#### EXERCISE DIRECTIONS
Determine the number of lines that have the string "riduzione" in them, and give only that number.

#### SUPPLIED DATA
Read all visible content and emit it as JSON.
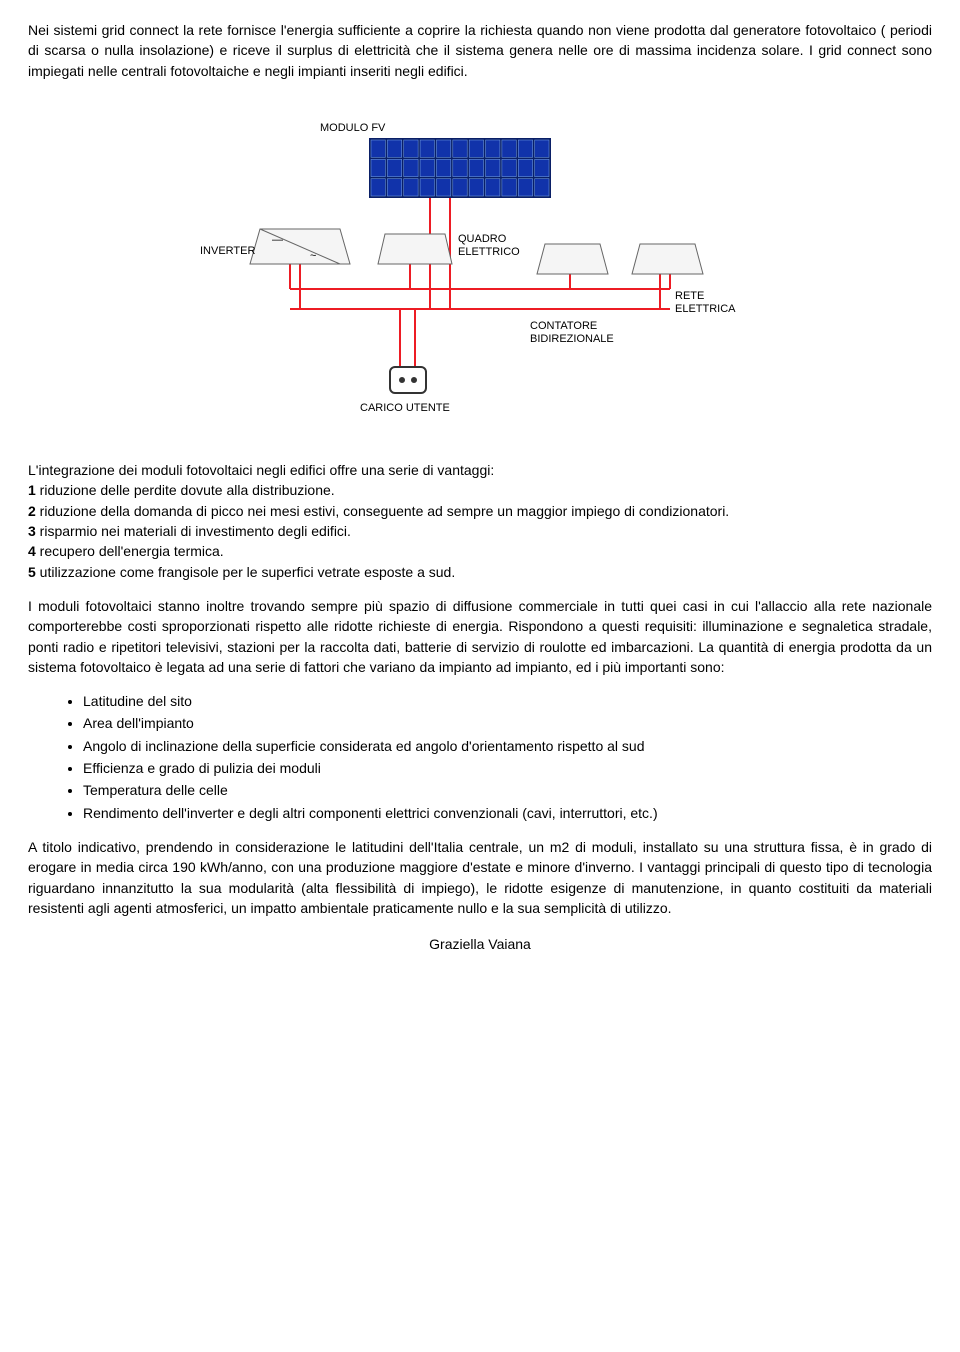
{
  "para1": "Nei sistemi grid connect la rete fornisce l'energia sufficiente a coprire la richiesta quando non viene prodotta dal generatore fotovoltaico ( periodi di scarsa o nulla insolazione) e riceve il surplus di elettricità che il sistema genera nelle ore di massima incidenza solare. I grid connect sono impiegati nelle centrali fotovoltaiche e negli impianti inseriti negli edifici.",
  "diagram_labels": {
    "modulo_fv": "MODULO FV",
    "inverter": "INVERTER",
    "quadro_elettrico": "QUADRO ELETTRICO",
    "rete_elettrica": "RETE ELETTRICA",
    "contatore": "CONTATORE BIDIREZIONALE",
    "carico_utente": "CARICO UTENTE"
  },
  "diagram_colors": {
    "wire": "#ed1c24",
    "panel_border": "#0a1f66",
    "panel_cell": "#0a2d8a",
    "panel_cell_fill": "#1133aa",
    "box_stroke": "#666666",
    "box_fill": "#f5f5f5"
  },
  "section_vantaggi_intro": "L'integrazione dei moduli fotovoltaici negli edifici offre una serie di vantaggi:",
  "vantaggi": [
    {
      "n": "1",
      "text": " riduzione delle perdite dovute alla distribuzione."
    },
    {
      "n": "2",
      "text": " riduzione della domanda di picco nei mesi estivi, conseguente ad sempre un maggior impiego di condizionatori."
    },
    {
      "n": "3",
      "text": " risparmio nei materiali di investimento degli edifici."
    },
    {
      "n": "4",
      "text": " recupero dell'energia termica."
    },
    {
      "n": "5",
      "text": " utilizzazione come frangisole per le superfici vetrate esposte a sud."
    }
  ],
  "para2": "I moduli fotovoltaici stanno inoltre trovando sempre più spazio di diffusione commerciale in tutti quei casi in cui l'allaccio alla rete nazionale comporterebbe costi sproporzionati rispetto alle ridotte richieste di energia. Rispondono a questi requisiti: illuminazione e segnaletica stradale, ponti radio e ripetitori televisivi, stazioni per la raccolta dati, batterie di servizio di roulotte ed imbarcazioni. La quantità di energia prodotta da un sistema fotovoltaico è legata ad una serie di fattori che variano da impianto ad impianto, ed i più importanti sono:",
  "bullets": [
    "Latitudine del sito",
    "Area dell'impianto",
    "Angolo di inclinazione della superficie considerata ed angolo d'orientamento rispetto al sud",
    "Efficienza e grado di pulizia dei moduli",
    "Temperatura delle celle",
    "Rendimento dell'inverter e degli altri componenti elettrici convenzionali (cavi, interruttori, etc.)"
  ],
  "para3": "A titolo indicativo, prendendo in considerazione le latitudini dell'Italia centrale, un m2 di moduli, installato su una struttura fissa, è in grado di erogare in media circa 190 kWh/anno, con una produzione maggiore d'estate e minore d'inverno. I vantaggi principali di questo tipo di tecnologia riguardano innanzitutto la sua modularità (alta flessibilità di impiego), le ridotte esigenze di manutenzione, in quanto costituiti da materiali resistenti agli agenti atmosferici, un impatto ambientale praticamente nullo e la sua semplicità di utilizzo.",
  "signature": "Graziella Vaiana"
}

#### TASK RESULT
2